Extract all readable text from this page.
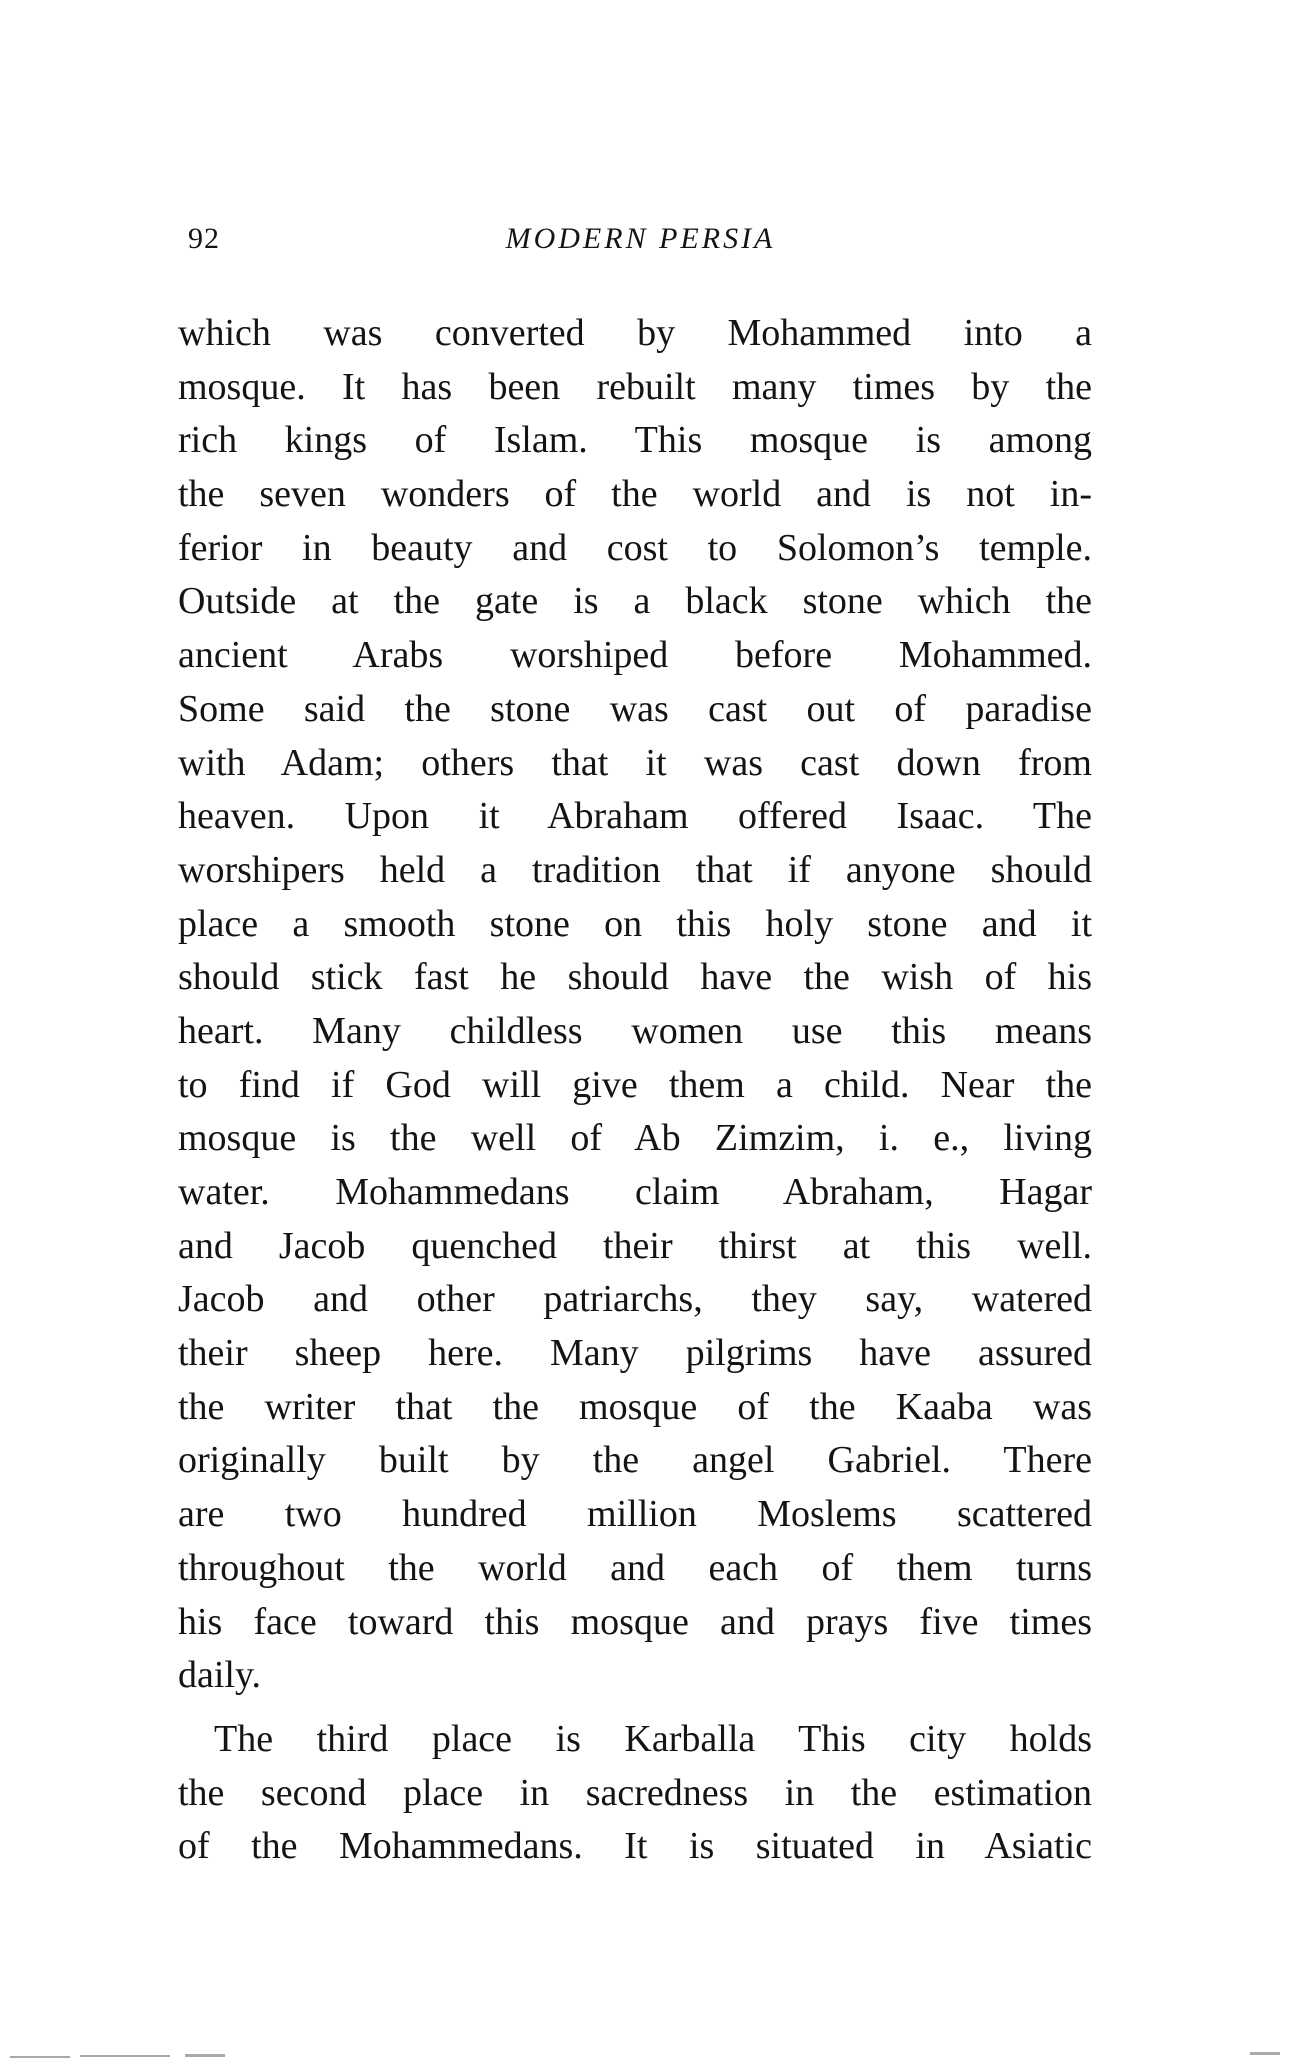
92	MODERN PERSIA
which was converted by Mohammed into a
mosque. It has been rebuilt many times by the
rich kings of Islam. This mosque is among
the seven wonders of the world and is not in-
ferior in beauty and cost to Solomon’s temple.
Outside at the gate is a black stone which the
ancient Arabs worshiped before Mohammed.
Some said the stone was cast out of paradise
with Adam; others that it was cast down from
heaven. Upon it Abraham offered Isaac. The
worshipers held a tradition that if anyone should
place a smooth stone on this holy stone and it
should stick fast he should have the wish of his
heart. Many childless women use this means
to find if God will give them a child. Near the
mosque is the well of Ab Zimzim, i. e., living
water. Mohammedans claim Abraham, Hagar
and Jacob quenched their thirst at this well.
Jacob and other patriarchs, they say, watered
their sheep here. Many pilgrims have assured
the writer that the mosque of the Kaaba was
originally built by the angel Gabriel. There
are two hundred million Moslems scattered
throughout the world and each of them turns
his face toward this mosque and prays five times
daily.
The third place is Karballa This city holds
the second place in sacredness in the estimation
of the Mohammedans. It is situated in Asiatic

· · ·

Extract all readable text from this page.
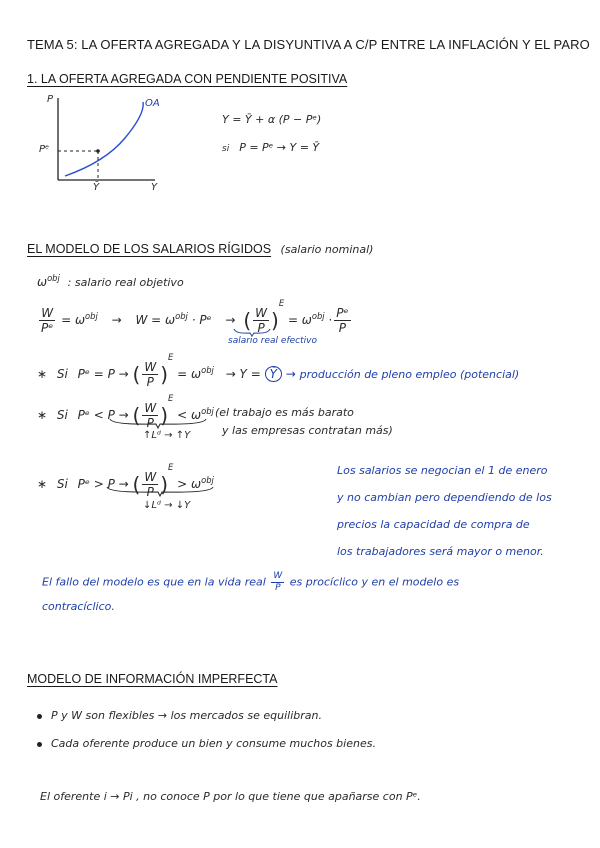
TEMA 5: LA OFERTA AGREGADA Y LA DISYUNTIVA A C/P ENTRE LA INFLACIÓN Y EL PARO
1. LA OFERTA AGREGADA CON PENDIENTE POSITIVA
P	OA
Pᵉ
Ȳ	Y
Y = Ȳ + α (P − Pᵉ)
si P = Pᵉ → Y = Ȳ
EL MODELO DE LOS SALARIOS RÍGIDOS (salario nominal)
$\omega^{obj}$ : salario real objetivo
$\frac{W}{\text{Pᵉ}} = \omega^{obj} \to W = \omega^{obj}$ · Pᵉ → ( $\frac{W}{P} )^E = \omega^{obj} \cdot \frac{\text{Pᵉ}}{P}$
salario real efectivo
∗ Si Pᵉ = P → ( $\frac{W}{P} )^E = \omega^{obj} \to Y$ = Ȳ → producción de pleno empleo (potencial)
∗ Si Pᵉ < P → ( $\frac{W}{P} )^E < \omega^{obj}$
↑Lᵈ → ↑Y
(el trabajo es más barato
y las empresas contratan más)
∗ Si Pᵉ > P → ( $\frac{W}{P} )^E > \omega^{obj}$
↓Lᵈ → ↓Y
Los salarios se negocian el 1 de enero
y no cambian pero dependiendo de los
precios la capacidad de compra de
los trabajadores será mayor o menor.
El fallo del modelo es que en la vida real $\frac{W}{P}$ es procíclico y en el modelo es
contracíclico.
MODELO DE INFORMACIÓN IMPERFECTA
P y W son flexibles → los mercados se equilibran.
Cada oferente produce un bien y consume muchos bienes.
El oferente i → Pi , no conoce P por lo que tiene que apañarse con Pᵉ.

· · ·

Written instruction:
Using the entries above, find all lines with "cast". Copy them.

Result of this task:
Some said the stone was cast out of paradise
with Adam; others that it was cast down from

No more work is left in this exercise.